— Written instruction —
Identify, in the records below, every line where the string "color" appears, and copy each such line.

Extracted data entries
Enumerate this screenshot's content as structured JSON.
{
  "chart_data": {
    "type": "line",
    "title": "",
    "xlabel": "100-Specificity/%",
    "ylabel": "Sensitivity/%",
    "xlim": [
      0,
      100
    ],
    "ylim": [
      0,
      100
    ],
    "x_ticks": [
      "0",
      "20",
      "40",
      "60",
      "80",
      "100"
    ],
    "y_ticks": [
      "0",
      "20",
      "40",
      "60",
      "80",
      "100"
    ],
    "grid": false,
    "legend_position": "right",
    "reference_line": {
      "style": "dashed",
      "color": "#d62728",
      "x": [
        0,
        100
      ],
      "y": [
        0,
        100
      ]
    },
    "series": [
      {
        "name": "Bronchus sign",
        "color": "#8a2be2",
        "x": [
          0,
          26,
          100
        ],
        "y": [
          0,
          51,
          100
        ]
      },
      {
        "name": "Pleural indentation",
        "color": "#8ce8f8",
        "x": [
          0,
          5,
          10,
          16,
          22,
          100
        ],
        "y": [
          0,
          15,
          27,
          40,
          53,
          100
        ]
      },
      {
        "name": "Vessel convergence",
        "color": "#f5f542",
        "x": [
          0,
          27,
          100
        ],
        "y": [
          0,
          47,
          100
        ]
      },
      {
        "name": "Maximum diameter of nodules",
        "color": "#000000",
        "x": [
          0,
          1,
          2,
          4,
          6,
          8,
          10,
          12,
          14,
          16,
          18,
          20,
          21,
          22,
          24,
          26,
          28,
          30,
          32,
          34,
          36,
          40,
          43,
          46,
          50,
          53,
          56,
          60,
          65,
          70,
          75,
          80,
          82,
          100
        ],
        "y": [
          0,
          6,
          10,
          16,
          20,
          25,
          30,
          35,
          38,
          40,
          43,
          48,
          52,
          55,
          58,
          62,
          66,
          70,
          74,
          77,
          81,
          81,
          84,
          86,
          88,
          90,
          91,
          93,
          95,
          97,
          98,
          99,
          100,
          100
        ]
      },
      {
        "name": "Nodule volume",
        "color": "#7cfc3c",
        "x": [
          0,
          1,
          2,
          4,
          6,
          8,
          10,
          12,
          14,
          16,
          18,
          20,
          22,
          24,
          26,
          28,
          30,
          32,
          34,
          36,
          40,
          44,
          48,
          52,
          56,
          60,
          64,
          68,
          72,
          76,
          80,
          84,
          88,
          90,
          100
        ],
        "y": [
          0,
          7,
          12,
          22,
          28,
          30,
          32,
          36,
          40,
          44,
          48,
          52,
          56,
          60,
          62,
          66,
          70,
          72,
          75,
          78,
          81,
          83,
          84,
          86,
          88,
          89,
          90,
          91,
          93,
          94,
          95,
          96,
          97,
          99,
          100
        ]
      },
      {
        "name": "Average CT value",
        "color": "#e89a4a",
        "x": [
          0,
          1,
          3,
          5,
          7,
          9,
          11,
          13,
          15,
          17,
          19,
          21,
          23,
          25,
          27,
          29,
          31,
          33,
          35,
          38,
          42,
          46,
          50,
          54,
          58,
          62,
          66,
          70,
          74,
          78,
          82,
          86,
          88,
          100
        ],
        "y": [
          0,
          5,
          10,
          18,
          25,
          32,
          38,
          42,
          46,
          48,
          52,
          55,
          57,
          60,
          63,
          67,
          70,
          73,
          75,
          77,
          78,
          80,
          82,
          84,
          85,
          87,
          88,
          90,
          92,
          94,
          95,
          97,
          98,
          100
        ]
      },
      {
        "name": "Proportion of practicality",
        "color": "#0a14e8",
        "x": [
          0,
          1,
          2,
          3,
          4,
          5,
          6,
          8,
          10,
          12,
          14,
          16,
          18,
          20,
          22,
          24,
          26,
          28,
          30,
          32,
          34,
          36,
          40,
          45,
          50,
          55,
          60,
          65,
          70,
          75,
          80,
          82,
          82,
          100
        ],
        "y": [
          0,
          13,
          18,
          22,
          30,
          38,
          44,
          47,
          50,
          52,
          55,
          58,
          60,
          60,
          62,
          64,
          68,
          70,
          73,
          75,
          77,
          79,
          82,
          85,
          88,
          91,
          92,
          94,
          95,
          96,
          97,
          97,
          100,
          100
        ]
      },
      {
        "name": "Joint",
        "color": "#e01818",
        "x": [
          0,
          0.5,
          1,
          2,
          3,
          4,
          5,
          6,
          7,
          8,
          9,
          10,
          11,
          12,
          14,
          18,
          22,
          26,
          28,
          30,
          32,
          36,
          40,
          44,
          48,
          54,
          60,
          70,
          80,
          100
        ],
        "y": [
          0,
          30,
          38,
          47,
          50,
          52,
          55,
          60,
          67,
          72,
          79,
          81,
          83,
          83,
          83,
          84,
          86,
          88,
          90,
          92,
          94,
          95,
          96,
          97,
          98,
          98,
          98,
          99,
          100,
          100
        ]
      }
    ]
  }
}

— Solution —
      "color": "#d62728",
        "color": "#8a2be2",
        "color": "#8ce8f8",
        "color": "#f5f542",
        "color": "#000000",
        "color": "#7cfc3c",
        "color": "#e89a4a",
        "color": "#0a14e8",
        "color": "#e01818",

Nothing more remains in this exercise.